Region and label listings:

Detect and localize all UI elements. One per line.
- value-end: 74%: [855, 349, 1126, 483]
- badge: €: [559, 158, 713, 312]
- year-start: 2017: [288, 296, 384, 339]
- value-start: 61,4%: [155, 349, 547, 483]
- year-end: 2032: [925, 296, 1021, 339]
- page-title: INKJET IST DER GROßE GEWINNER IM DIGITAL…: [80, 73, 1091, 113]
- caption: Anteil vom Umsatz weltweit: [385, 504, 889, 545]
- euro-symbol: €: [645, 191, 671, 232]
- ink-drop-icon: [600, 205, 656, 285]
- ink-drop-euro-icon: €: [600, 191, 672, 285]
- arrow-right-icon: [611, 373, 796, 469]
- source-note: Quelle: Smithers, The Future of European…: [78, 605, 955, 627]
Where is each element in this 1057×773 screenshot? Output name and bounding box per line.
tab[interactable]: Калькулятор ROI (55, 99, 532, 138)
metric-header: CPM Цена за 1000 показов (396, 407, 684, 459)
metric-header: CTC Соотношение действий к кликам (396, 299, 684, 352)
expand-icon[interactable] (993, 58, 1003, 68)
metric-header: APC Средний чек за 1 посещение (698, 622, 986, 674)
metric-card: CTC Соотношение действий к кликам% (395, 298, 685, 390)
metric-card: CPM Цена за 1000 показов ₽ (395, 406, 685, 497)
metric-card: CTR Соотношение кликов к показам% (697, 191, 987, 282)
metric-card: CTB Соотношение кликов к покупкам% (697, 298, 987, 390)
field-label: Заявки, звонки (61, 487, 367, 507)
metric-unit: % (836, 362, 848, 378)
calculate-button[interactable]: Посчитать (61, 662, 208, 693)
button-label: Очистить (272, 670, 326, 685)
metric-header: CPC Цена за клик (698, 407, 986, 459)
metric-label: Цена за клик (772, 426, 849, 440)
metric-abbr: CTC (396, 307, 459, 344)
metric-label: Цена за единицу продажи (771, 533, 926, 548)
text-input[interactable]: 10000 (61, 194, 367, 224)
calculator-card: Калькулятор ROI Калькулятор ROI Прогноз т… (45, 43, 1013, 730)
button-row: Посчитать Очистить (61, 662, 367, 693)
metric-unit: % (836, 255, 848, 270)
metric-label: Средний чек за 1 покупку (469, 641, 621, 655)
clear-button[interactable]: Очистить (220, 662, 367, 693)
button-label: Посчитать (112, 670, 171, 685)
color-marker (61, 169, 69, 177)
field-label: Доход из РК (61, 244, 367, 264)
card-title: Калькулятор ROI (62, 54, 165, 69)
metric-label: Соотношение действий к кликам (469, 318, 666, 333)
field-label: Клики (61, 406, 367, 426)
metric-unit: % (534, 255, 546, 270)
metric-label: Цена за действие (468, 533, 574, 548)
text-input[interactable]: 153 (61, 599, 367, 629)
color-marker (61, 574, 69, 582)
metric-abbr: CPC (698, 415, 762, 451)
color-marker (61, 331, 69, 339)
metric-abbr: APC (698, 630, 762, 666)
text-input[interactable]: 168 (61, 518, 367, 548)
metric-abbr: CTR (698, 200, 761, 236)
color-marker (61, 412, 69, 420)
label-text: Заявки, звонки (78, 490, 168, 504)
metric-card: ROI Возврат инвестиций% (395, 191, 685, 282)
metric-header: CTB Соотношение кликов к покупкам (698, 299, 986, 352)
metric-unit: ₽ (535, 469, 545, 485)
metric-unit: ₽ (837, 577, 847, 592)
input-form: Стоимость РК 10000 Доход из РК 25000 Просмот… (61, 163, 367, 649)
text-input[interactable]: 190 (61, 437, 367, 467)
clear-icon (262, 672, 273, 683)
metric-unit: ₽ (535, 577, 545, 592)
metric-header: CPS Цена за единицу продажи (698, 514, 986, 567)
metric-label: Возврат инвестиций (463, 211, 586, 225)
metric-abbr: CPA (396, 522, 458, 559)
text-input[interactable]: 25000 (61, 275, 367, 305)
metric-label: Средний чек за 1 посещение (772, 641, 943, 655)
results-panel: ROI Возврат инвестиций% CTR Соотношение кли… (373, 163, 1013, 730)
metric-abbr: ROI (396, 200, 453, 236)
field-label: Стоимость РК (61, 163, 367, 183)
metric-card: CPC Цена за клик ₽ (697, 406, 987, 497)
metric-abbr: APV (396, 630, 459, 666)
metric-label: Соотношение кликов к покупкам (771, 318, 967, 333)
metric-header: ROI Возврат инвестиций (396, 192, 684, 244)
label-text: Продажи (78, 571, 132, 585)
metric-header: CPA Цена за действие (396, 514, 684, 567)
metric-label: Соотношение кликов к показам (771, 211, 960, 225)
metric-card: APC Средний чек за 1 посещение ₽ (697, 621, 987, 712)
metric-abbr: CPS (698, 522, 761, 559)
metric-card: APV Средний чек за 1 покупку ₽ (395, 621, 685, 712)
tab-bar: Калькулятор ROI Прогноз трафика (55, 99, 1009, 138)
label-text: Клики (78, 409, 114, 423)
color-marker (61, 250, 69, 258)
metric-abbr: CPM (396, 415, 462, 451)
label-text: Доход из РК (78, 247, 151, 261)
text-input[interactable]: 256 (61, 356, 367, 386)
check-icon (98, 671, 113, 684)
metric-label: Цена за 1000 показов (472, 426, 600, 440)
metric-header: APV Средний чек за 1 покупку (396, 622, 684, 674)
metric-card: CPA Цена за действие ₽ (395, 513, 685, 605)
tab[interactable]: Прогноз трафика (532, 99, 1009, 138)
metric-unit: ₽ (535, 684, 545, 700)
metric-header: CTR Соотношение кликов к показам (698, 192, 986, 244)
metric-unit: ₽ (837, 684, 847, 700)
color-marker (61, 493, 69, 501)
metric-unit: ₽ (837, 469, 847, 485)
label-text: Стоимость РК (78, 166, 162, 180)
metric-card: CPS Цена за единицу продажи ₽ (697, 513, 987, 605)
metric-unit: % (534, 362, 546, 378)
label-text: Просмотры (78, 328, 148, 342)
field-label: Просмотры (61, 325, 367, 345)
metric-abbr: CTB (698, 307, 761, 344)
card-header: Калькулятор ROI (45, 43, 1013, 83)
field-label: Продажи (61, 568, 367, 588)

__Written instruction__:
Output every line of the entries above without changing anything.

__Answer in full__:
Detect and localize all UI elements. One per line.
- value-end: 74%: [855, 349, 1126, 483]
- badge: €: [559, 158, 713, 312]
- year-start: 2017: [288, 296, 384, 339]
- value-start: 61,4%: [155, 349, 547, 483]
- year-end: 2032: [925, 296, 1021, 339]
- page-title: INKJET IST DER GROßE GEWINNER IM DIGITAL…: [80, 73, 1091, 113]
- caption: Anteil vom Umsatz weltweit: [385, 504, 889, 545]
- euro-symbol: €: [645, 191, 671, 232]
- ink-drop-icon: [600, 205, 656, 285]
- ink-drop-euro-icon: €: [600, 191, 672, 285]
- arrow-right-icon: [611, 373, 796, 469]
- source-note: Quelle: Smithers, The Future of European…: [78, 605, 955, 627]
Where is each element in this 1057×773 screenshot? Output name and bounding box per line.
tab[interactable]: Калькулятор ROI (55, 99, 532, 138)
metric-header: CPM Цена за 1000 показов (396, 407, 684, 459)
metric-header: CTC Соотношение действий к кликам (396, 299, 684, 352)
expand-icon[interactable] (993, 58, 1003, 68)
metric-header: APC Средний чек за 1 посещение (698, 622, 986, 674)
metric-card: CTC Соотношение действий к кликам% (395, 298, 685, 390)
metric-card: CPM Цена за 1000 показов ₽ (395, 406, 685, 497)
metric-card: CTR Соотношение кликов к показам% (697, 191, 987, 282)
metric-card: CTB Соотношение кликов к покупкам% (697, 298, 987, 390)
field-label: Заявки, звонки (61, 487, 367, 507)
metric-unit: % (836, 362, 848, 378)
calculate-button[interactable]: Посчитать (61, 662, 208, 693)
button-label: Очистить (272, 670, 326, 685)
metric-header: CPC Цена за клик (698, 407, 986, 459)
metric-label: Цена за клик (772, 426, 849, 440)
metric-abbr: CTC (396, 307, 459, 344)
metric-label: Цена за единицу продажи (771, 533, 926, 548)
text-input[interactable]: 10000 (61, 194, 367, 224)
calculator-card: Калькулятор ROI Калькулятор ROI Прогноз т… (45, 43, 1013, 730)
button-row: Посчитать Очистить (61, 662, 367, 693)
metric-unit: % (836, 255, 848, 270)
metric-label: Средний чек за 1 покупку (469, 641, 621, 655)
clear-button[interactable]: Очистить (220, 662, 367, 693)
button-label: Посчитать (112, 670, 171, 685)
color-marker (61, 169, 69, 177)
field-label: Доход из РК (61, 244, 367, 264)
card-title: Калькулятор ROI (62, 54, 165, 69)
metric-label: Соотношение действий к кликам (469, 318, 666, 333)
field-label: Клики (61, 406, 367, 426)
metric-unit: % (534, 255, 546, 270)
metric-label: Цена за действие (468, 533, 574, 548)
text-input[interactable]: 153 (61, 599, 367, 629)
color-marker (61, 574, 69, 582)
metric-abbr: CPC (698, 415, 762, 451)
color-marker (61, 331, 69, 339)
metric-abbr: APC (698, 630, 762, 666)
text-input[interactable]: 168 (61, 518, 367, 548)
metric-abbr: CTR (698, 200, 761, 236)
color-marker (61, 412, 69, 420)
label-text: Заявки, звонки (78, 490, 168, 504)
metric-card: ROI Возврат инвестиций% (395, 191, 685, 282)
metric-header: CTB Соотношение кликов к покупкам (698, 299, 986, 352)
metric-unit: ₽ (535, 469, 545, 485)
metric-unit: ₽ (837, 577, 847, 592)
input-form: Стоимость РК 10000 Доход из РК 25000 Просмот… (61, 163, 367, 649)
text-input[interactable]: 190 (61, 437, 367, 467)
clear-icon (262, 672, 273, 683)
metric-unit: ₽ (535, 577, 545, 592)
metric-header: CPS Цена за единицу продажи (698, 514, 986, 567)
metric-label: Возврат инвестиций (463, 211, 586, 225)
metric-abbr: CPA (396, 522, 458, 559)
text-input[interactable]: 25000 (61, 275, 367, 305)
metric-label: Средний чек за 1 посещение (772, 641, 943, 655)
results-panel: ROI Возврат инвестиций% CTR Соотношение кли… (373, 163, 1013, 730)
metric-abbr: ROI (396, 200, 453, 236)
field-label: Стоимость РК (61, 163, 367, 183)
metric-card: CPC Цена за клик ₽ (697, 406, 987, 497)
metric-abbr: APV (396, 630, 459, 666)
metric-label: Соотношение кликов к покупкам (771, 318, 967, 333)
metric-header: ROI Возврат инвестиций (396, 192, 684, 244)
label-text: Продажи (78, 571, 132, 585)
metric-header: CPA Цена за действие (396, 514, 684, 567)
metric-label: Соотношение кликов к показам (771, 211, 960, 225)
metric-card: APC Средний чек за 1 посещение ₽ (697, 621, 987, 712)
metric-abbr: CPS (698, 522, 761, 559)
metric-card: APV Средний чек за 1 покупку ₽ (395, 621, 685, 712)
tab-bar: Калькулятор ROI Прогноз трафика (55, 99, 1009, 138)
label-text: Клики (78, 409, 114, 423)
color-marker (61, 250, 69, 258)
metric-abbr: CPM (396, 415, 462, 451)
label-text: Доход из РК (78, 247, 151, 261)
text-input[interactable]: 256 (61, 356, 367, 386)
check-icon (98, 671, 113, 684)
metric-label: Цена за 1000 показов (472, 426, 600, 440)
metric-header: APV Средний чек за 1 покупку (396, 622, 684, 674)
metric-card: CPA Цена за действие ₽ (395, 513, 685, 605)
tab[interactable]: Прогноз трафика (532, 99, 1009, 138)
metric-unit: ₽ (535, 684, 545, 700)
metric-header: CTR Соотношение кликов к показам (698, 192, 986, 244)
metric-unit: ₽ (837, 684, 847, 700)
color-marker (61, 493, 69, 501)
metric-unit: ₽ (837, 469, 847, 485)
label-text: Стоимость РК (78, 166, 162, 180)
metric-card: CPS Цена за единицу продажи ₽ (697, 513, 987, 605)
metric-unit: % (534, 362, 546, 378)
label-text: Просмотры (78, 328, 148, 342)
field-label: Просмотры (61, 325, 367, 345)
metric-abbr: CTB (698, 307, 761, 344)
card-header: Калькулятор ROI (45, 43, 1013, 83)
field-label: Продажи (61, 568, 367, 588)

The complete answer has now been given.